◆ Record extracts:

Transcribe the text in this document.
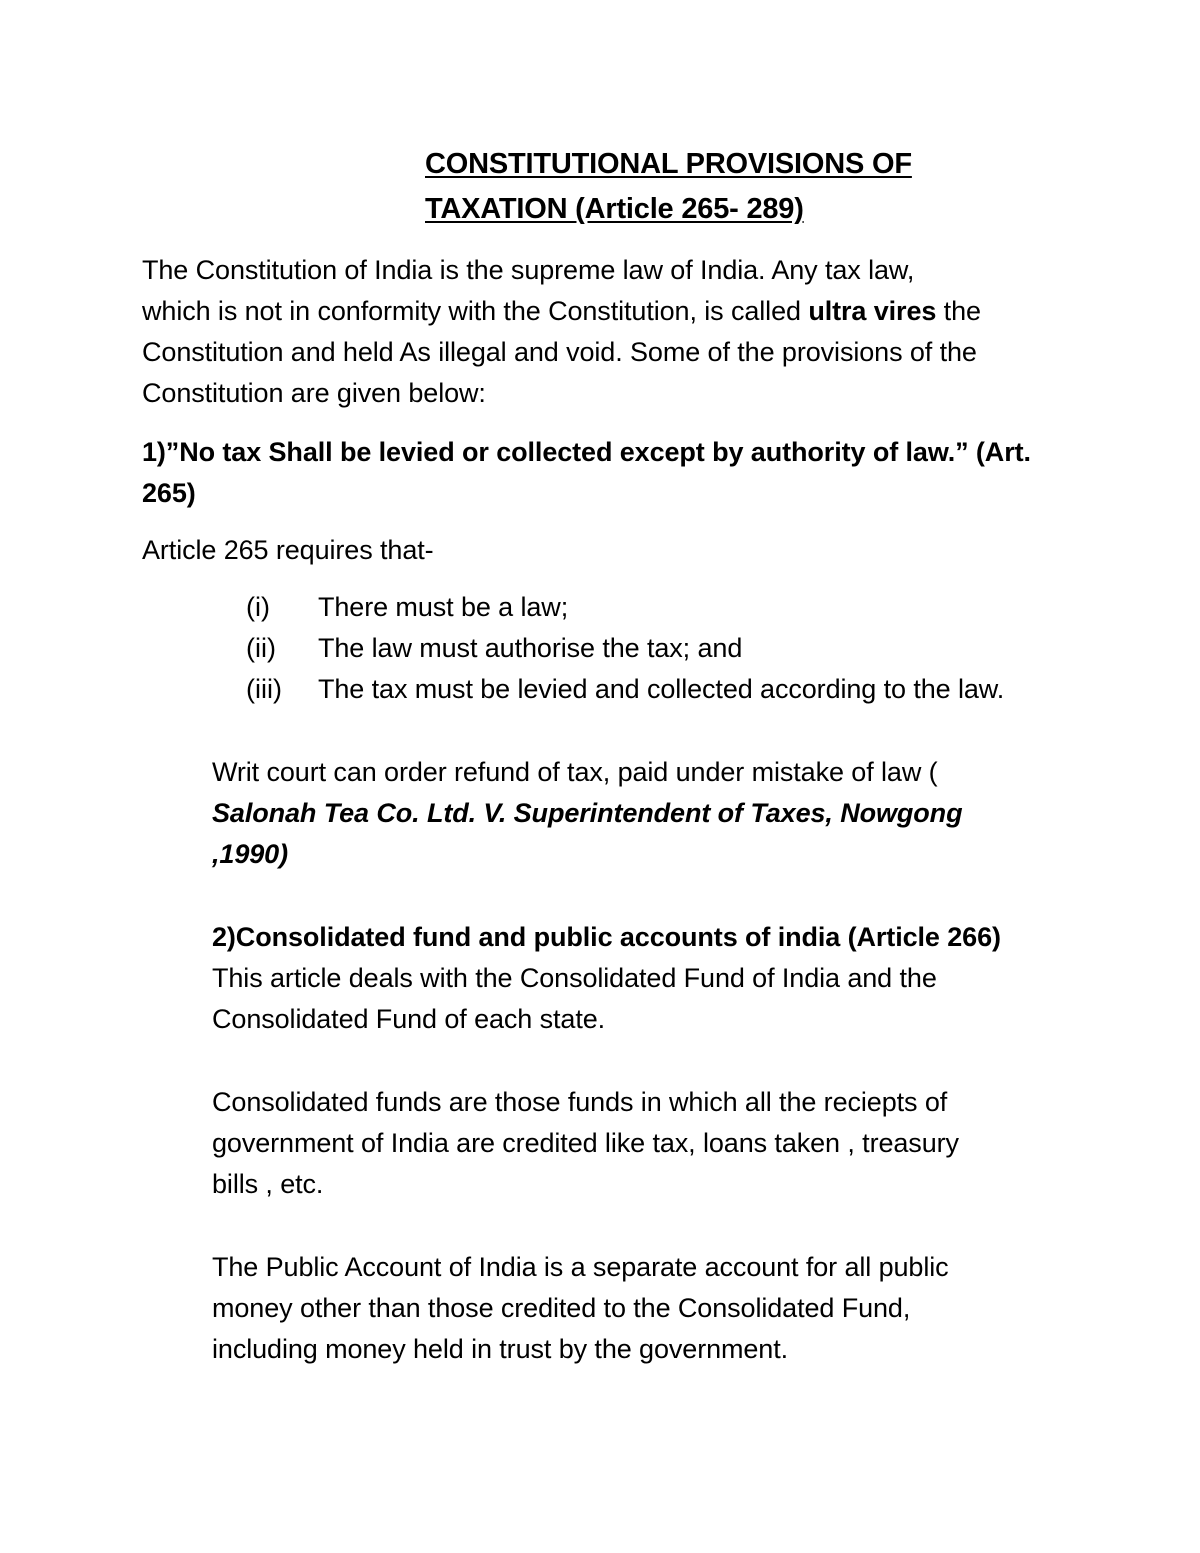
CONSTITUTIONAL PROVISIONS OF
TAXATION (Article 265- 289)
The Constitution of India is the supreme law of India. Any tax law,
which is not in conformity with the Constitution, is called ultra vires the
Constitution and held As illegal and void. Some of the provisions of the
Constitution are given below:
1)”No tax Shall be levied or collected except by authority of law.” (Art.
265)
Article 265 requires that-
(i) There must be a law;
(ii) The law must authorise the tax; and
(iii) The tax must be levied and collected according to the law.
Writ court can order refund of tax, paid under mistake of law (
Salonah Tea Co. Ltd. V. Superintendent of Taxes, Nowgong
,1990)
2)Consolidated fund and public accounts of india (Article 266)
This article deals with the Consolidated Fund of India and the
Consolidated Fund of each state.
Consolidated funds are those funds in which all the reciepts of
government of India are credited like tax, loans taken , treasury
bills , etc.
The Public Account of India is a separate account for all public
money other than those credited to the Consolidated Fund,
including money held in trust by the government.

...

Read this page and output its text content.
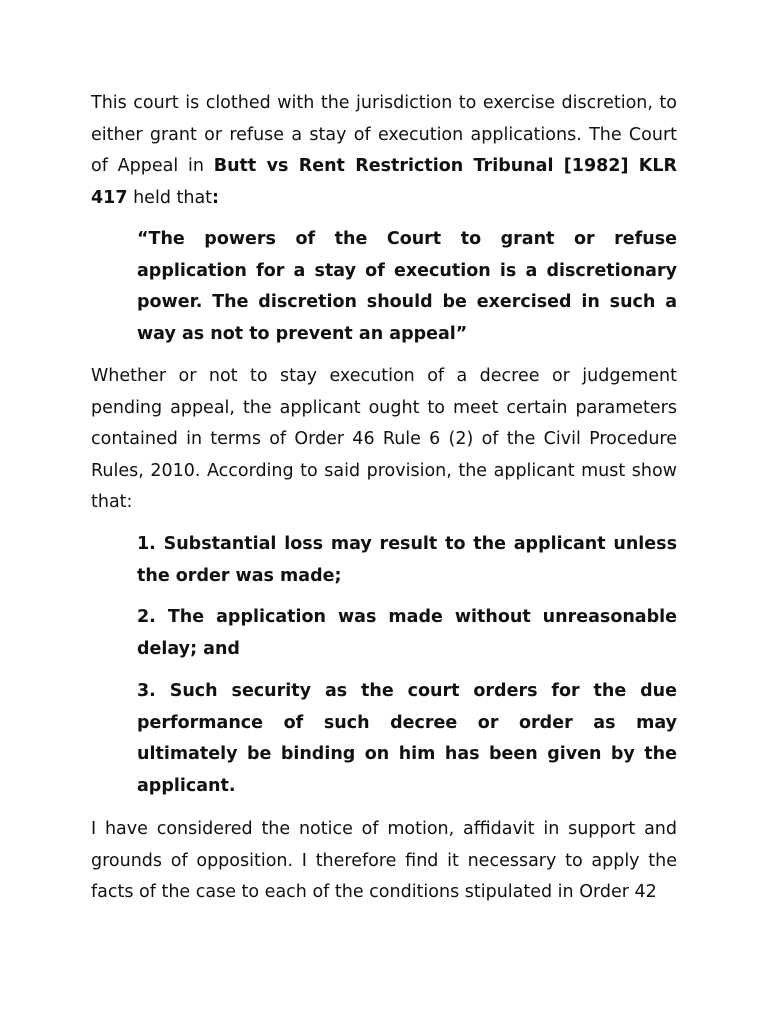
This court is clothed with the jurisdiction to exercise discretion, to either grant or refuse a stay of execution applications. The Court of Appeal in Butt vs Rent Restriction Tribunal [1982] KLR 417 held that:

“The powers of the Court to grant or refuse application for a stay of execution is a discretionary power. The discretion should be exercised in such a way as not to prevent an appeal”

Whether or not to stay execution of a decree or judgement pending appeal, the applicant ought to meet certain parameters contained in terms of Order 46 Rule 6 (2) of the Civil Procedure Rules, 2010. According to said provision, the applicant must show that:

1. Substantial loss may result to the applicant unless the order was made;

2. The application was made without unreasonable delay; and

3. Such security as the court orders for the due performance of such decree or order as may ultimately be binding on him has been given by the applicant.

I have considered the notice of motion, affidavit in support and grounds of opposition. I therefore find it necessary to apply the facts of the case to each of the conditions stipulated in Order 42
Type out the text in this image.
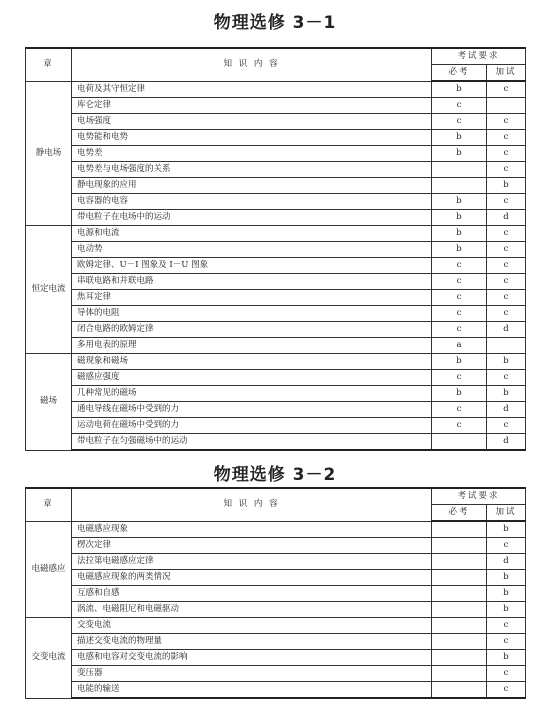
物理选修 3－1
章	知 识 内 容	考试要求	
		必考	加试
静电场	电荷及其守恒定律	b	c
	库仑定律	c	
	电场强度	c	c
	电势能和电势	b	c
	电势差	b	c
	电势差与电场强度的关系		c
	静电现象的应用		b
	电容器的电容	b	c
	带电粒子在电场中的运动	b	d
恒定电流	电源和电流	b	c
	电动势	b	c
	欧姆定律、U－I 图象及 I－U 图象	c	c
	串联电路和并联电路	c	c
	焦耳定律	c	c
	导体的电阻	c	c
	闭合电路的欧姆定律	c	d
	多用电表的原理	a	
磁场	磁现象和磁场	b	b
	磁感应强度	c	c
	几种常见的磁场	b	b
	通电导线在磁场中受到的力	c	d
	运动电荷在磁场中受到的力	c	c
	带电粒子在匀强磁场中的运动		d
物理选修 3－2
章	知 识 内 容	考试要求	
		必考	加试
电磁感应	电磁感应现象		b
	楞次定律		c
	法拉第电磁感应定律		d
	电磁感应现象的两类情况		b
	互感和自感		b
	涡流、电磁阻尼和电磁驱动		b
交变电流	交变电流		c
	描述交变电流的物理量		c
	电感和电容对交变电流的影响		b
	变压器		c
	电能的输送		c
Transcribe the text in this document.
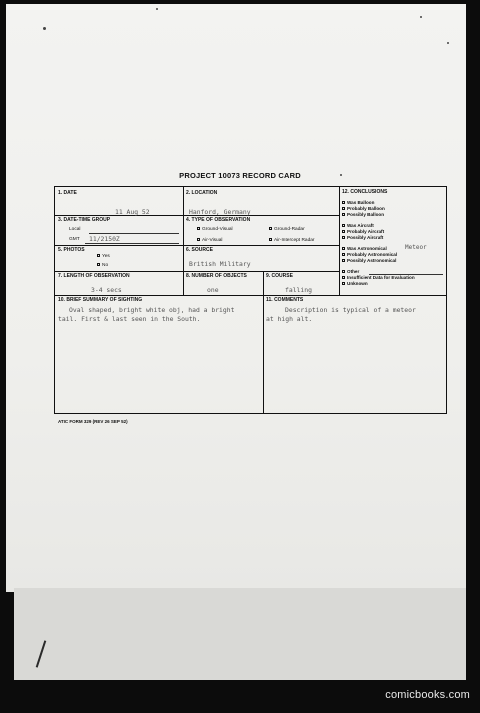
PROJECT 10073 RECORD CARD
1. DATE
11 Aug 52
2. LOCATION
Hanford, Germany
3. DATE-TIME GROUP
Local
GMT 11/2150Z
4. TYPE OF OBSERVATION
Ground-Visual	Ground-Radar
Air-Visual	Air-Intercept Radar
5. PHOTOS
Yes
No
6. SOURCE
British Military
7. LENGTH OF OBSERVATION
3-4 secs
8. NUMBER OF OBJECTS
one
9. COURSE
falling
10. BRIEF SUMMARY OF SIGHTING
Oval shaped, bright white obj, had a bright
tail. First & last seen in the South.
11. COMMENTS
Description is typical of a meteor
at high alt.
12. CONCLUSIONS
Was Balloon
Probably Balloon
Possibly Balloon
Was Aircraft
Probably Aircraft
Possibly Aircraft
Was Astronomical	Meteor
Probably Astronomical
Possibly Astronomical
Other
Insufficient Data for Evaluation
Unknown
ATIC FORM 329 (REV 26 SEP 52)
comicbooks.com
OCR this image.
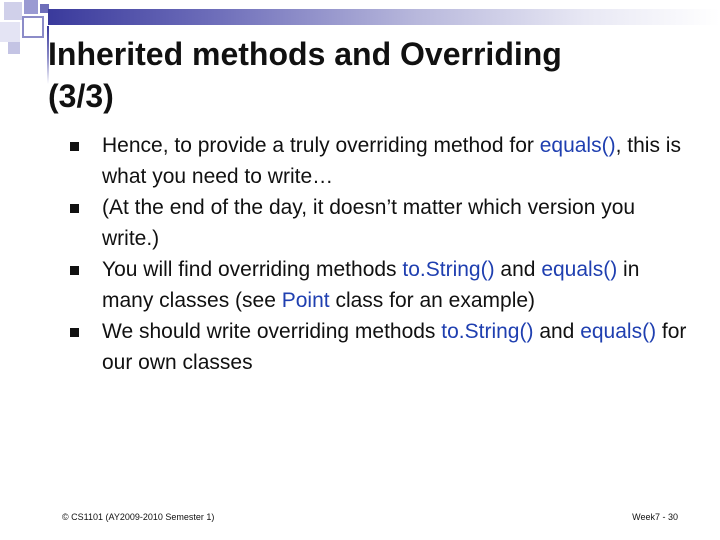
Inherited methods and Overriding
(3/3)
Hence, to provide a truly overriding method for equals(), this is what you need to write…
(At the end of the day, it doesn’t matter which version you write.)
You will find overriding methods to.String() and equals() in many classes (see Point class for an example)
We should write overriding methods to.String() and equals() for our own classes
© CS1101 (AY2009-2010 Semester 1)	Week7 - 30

* * *

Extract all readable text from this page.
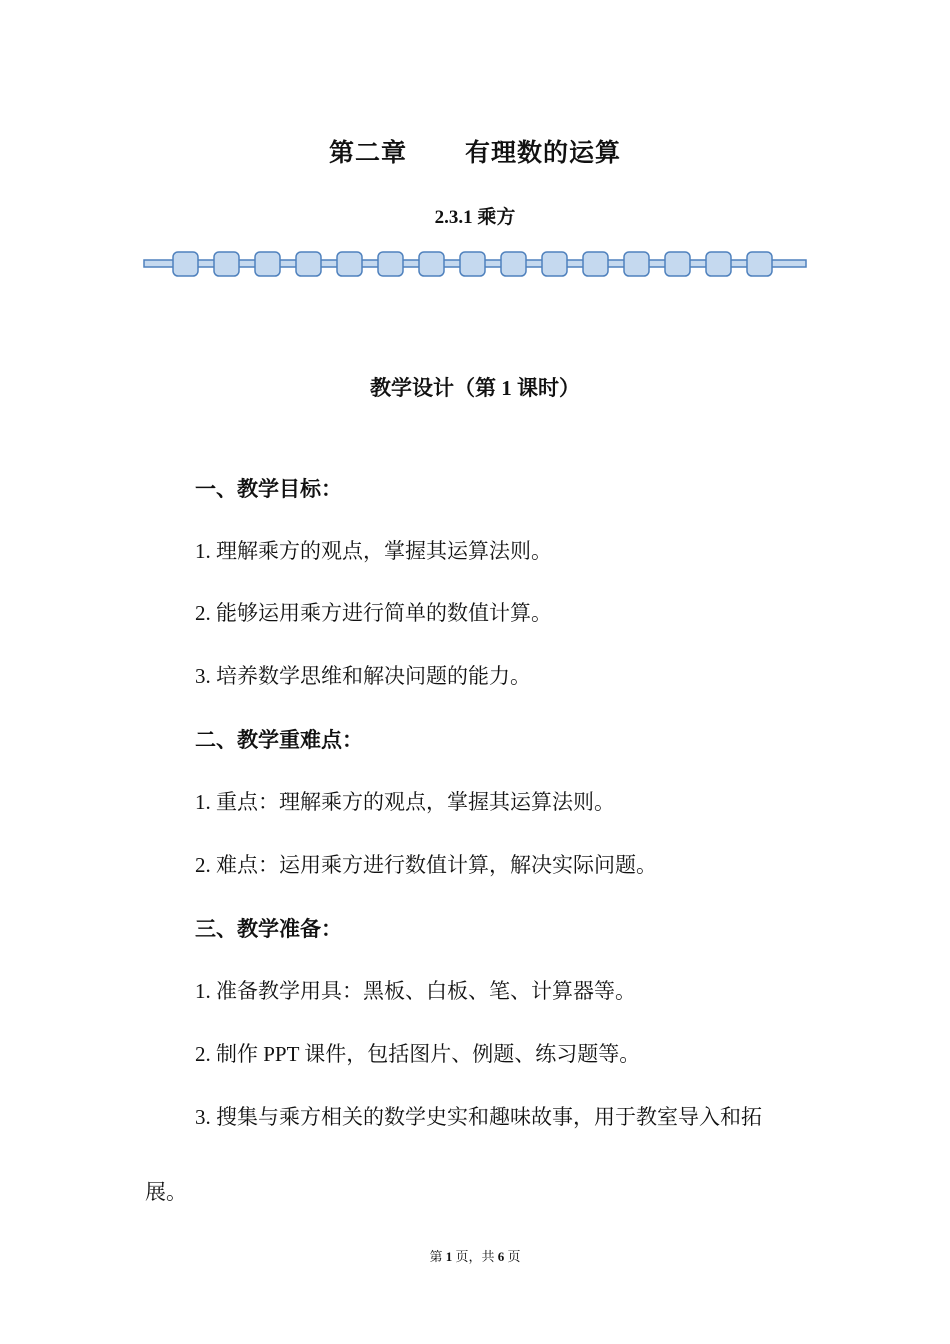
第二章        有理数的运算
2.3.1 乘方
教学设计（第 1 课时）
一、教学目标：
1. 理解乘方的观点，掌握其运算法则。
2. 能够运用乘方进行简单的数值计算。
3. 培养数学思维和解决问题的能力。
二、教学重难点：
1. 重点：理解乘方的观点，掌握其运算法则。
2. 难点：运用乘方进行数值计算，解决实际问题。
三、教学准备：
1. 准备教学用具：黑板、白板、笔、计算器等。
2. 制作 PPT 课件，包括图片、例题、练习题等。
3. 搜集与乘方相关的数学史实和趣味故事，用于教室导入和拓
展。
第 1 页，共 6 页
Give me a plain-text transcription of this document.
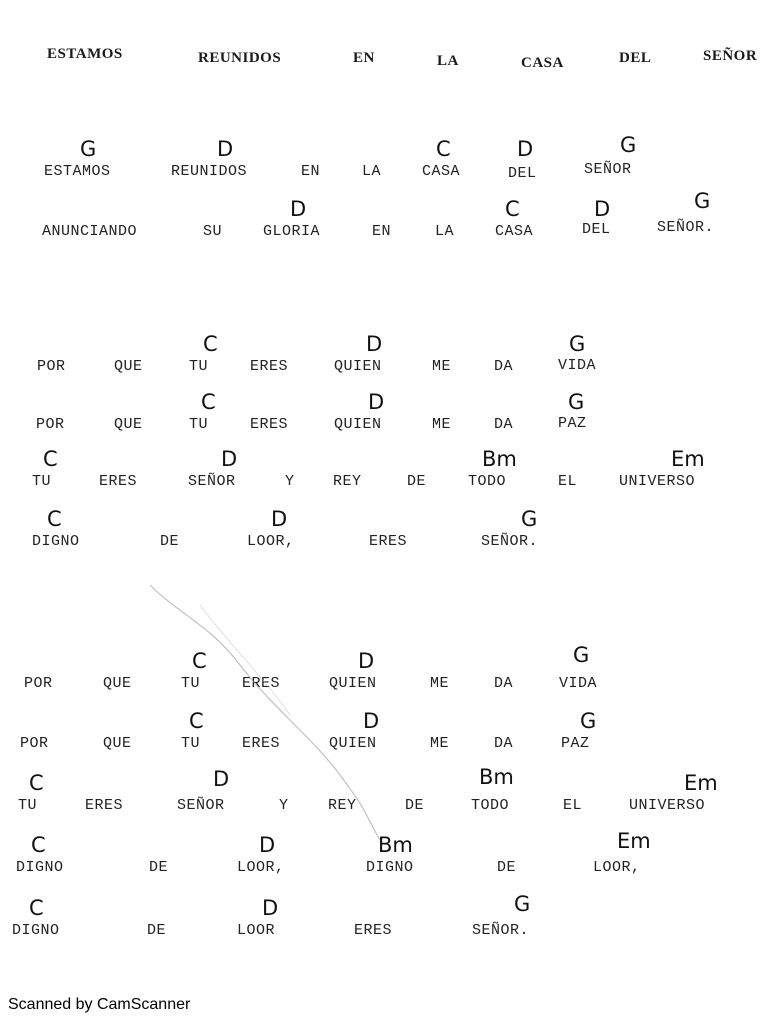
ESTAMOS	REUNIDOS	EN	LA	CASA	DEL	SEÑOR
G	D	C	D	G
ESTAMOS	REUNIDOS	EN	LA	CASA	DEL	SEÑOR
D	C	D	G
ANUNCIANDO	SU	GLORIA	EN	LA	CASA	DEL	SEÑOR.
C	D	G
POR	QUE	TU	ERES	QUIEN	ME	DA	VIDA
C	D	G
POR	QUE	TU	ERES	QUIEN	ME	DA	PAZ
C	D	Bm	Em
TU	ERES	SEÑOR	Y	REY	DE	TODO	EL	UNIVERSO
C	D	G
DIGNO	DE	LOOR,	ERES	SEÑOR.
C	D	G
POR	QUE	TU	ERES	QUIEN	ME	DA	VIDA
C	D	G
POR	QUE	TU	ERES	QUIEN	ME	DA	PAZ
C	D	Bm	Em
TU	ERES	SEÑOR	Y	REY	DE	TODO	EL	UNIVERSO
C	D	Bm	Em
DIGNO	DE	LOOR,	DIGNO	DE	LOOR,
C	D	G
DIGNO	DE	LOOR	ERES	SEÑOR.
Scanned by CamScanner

◆ What you will do: Count the lines of the data that contain the string "page", and reply with that number alone.

◆ Written solution: 2